- _Task directions_: Your answer should be one number: how many lines of the records hold the string "Отары".

- _Recorded information_:
═══
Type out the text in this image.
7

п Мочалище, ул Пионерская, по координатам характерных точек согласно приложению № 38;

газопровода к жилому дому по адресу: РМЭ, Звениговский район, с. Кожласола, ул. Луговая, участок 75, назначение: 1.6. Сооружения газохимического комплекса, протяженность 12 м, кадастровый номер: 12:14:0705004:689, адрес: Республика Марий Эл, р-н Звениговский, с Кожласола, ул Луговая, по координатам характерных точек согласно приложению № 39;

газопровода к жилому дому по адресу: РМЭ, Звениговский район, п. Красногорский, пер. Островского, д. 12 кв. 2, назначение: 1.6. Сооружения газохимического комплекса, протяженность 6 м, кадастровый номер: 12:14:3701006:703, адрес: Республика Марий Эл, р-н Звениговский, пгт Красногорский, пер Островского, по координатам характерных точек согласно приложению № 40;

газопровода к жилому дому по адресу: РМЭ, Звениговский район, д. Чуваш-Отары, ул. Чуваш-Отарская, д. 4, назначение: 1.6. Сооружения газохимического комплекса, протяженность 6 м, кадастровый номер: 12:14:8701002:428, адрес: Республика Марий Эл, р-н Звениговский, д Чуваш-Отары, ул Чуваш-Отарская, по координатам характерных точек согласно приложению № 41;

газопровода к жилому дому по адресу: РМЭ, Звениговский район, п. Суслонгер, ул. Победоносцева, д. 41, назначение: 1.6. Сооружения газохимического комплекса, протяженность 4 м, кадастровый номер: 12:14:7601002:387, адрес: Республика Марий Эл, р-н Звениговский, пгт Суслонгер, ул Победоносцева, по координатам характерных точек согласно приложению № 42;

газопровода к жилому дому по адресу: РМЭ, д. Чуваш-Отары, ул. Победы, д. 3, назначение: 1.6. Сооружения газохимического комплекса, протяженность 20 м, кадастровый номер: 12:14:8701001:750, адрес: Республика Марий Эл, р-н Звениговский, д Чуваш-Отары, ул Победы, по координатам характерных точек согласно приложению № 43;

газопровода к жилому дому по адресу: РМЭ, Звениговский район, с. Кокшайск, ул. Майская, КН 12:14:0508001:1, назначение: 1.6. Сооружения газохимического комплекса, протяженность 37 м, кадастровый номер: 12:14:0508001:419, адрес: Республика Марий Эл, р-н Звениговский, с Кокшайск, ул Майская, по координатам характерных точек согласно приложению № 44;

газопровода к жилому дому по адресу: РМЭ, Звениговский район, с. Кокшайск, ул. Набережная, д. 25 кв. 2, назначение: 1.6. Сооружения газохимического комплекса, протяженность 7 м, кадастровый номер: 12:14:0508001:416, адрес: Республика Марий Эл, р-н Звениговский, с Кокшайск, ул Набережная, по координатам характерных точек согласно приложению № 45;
═══
- _Task answer_: 2